__Required task__
Transcribe the data that follows precisely, omitting nothing.

__Data for the task__
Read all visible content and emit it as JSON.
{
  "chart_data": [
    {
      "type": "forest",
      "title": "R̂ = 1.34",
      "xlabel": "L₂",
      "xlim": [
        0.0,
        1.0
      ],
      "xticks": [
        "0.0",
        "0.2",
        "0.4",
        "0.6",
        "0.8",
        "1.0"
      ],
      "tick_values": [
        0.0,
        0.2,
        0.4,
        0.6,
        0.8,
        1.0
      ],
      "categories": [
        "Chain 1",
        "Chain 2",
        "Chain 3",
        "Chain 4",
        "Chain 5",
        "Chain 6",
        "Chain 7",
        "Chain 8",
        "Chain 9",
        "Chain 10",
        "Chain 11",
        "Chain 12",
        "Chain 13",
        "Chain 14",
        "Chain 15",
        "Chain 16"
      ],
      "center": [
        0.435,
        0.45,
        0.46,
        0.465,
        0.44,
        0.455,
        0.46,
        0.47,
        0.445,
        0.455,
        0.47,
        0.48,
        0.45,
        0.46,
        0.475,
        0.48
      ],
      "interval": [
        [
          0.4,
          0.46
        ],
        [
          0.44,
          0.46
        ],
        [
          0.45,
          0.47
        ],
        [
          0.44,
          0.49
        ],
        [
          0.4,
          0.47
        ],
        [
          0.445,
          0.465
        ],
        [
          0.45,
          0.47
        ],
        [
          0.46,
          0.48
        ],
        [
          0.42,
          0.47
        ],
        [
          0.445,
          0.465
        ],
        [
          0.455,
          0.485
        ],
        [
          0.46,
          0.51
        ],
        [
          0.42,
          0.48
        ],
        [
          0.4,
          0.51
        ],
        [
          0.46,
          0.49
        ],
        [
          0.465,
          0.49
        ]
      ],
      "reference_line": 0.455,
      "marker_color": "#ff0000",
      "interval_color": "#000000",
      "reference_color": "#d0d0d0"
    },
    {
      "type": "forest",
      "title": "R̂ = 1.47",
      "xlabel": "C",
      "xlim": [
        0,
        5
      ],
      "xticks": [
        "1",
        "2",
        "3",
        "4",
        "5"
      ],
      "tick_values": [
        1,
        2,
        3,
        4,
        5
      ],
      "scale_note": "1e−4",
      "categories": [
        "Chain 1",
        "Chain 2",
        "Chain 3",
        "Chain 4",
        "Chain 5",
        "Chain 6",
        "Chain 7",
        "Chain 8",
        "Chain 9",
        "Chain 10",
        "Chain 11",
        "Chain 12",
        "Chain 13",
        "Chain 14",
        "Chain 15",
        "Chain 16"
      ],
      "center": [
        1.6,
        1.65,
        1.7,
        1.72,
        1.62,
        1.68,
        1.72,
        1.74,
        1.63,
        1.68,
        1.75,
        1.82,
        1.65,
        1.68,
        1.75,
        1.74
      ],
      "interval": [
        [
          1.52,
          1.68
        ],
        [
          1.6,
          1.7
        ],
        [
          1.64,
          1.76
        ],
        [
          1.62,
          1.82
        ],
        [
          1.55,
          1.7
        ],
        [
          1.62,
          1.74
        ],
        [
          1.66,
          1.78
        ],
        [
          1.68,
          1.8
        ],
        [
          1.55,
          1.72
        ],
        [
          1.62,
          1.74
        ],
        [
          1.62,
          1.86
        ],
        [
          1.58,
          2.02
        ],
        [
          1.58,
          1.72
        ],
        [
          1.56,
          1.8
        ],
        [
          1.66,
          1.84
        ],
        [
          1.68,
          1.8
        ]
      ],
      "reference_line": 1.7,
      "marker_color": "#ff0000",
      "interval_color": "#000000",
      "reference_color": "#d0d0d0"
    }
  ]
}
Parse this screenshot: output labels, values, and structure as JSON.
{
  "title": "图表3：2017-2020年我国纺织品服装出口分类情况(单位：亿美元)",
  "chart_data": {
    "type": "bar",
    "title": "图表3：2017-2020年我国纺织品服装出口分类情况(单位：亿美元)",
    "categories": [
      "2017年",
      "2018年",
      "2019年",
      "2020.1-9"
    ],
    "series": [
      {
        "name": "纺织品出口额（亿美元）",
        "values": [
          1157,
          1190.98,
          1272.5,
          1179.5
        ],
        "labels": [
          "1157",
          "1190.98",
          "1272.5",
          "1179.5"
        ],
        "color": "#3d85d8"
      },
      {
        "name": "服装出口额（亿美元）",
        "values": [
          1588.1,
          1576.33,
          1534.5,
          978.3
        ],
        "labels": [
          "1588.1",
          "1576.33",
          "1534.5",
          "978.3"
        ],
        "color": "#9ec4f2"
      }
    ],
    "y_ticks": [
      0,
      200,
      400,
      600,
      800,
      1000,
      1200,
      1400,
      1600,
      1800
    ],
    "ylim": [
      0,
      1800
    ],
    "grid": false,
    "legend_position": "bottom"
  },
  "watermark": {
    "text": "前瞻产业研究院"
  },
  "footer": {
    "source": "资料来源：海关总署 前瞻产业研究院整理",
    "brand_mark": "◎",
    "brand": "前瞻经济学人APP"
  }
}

__Result of the exercise__
Read all visible content and emit it as JSON.
{
  "chart_data": [
    {
      "type": "forest",
      "title": "R̂ = 1.34",
      "xlabel": "L₂",
      "xlim": [
        0.0,
        1.0
      ],
      "xticks": [
        "0.0",
        "0.2",
        "0.4",
        "0.6",
        "0.8",
        "1.0"
      ],
      "tick_values": [
        0.0,
        0.2,
        0.4,
        0.6,
        0.8,
        1.0
      ],
      "categories": [
        "Chain 1",
        "Chain 2",
        "Chain 3",
        "Chain 4",
        "Chain 5",
        "Chain 6",
        "Chain 7",
        "Chain 8",
        "Chain 9",
        "Chain 10",
        "Chain 11",
        "Chain 12",
        "Chain 13",
        "Chain 14",
        "Chain 15",
        "Chain 16"
      ],
      "center": [
        0.435,
        0.45,
        0.46,
        0.465,
        0.44,
        0.455,
        0.46,
        0.47,
        0.445,
        0.455,
        0.47,
        0.48,
        0.45,
        0.46,
        0.475,
        0.48
      ],
      "interval": [
        [
          0.4,
          0.46
        ],
        [
          0.44,
          0.46
        ],
        [
          0.45,
          0.47
        ],
        [
          0.44,
          0.49
        ],
        [
          0.4,
          0.47
        ],
        [
          0.445,
          0.465
        ],
        [
          0.45,
          0.47
        ],
        [
          0.46,
          0.48
        ],
        [
          0.42,
          0.47
        ],
        [
          0.445,
          0.465
        ],
        [
          0.455,
          0.485
        ],
        [
          0.46,
          0.51
        ],
        [
          0.42,
          0.48
        ],
        [
          0.4,
          0.51
        ],
        [
          0.46,
          0.49
        ],
        [
          0.465,
          0.49
        ]
      ],
      "reference_line": 0.455,
      "marker_color": "#ff0000",
      "interval_color": "#000000",
      "reference_color": "#d0d0d0"
    },
    {
      "type": "forest",
      "title": "R̂ = 1.47",
      "xlabel": "C",
      "xlim": [
        0,
        5
      ],
      "xticks": [
        "1",
        "2",
        "3",
        "4",
        "5"
      ],
      "tick_values": [
        1,
        2,
        3,
        4,
        5
      ],
      "scale_note": "1e−4",
      "categories": [
        "Chain 1",
        "Chain 2",
        "Chain 3",
        "Chain 4",
        "Chain 5",
        "Chain 6",
        "Chain 7",
        "Chain 8",
        "Chain 9",
        "Chain 10",
        "Chain 11",
        "Chain 12",
        "Chain 13",
        "Chain 14",
        "Chain 15",
        "Chain 16"
      ],
      "center": [
        1.6,
        1.65,
        1.7,
        1.72,
        1.62,
        1.68,
        1.72,
        1.74,
        1.63,
        1.68,
        1.75,
        1.82,
        1.65,
        1.68,
        1.75,
        1.74
      ],
      "interval": [
        [
          1.52,
          1.68
        ],
        [
          1.6,
          1.7
        ],
        [
          1.64,
          1.76
        ],
        [
          1.62,
          1.82
        ],
        [
          1.55,
          1.7
        ],
        [
          1.62,
          1.74
        ],
        [
          1.66,
          1.78
        ],
        [
          1.68,
          1.8
        ],
        [
          1.55,
          1.72
        ],
        [
          1.62,
          1.74
        ],
        [
          1.62,
          1.86
        ],
        [
          1.58,
          2.02
        ],
        [
          1.58,
          1.72
        ],
        [
          1.56,
          1.8
        ],
        [
          1.66,
          1.84
        ],
        [
          1.68,
          1.8
        ]
      ],
      "reference_line": 1.7,
      "marker_color": "#ff0000",
      "interval_color": "#000000",
      "reference_color": "#d0d0d0"
    }
  ]
}
Parse this screenshot: output labels, values, and structure as JSON.
{
  "title": "图表3：2017-2020年我国纺织品服装出口分类情况(单位：亿美元)",
  "chart_data": {
    "type": "bar",
    "title": "图表3：2017-2020年我国纺织品服装出口分类情况(单位：亿美元)",
    "categories": [
      "2017年",
      "2018年",
      "2019年",
      "2020.1-9"
    ],
    "series": [
      {
        "name": "纺织品出口额（亿美元）",
        "values": [
          1157,
          1190.98,
          1272.5,
          1179.5
        ],
        "labels": [
          "1157",
          "1190.98",
          "1272.5",
          "1179.5"
        ],
        "color": "#3d85d8"
      },
      {
        "name": "服装出口额（亿美元）",
        "values": [
          1588.1,
          1576.33,
          1534.5,
          978.3
        ],
        "labels": [
          "1588.1",
          "1576.33",
          "1534.5",
          "978.3"
        ],
        "color": "#9ec4f2"
      }
    ],
    "y_ticks": [
      0,
      200,
      400,
      600,
      800,
      1000,
      1200,
      1400,
      1600,
      1800
    ],
    "ylim": [
      0,
      1800
    ],
    "grid": false,
    "legend_position": "bottom"
  },
  "watermark": {
    "text": "前瞻产业研究院"
  },
  "footer": {
    "source": "资料来源：海关总署 前瞻产业研究院整理",
    "brand_mark": "◎",
    "brand": "前瞻经济学人APP"
  }
}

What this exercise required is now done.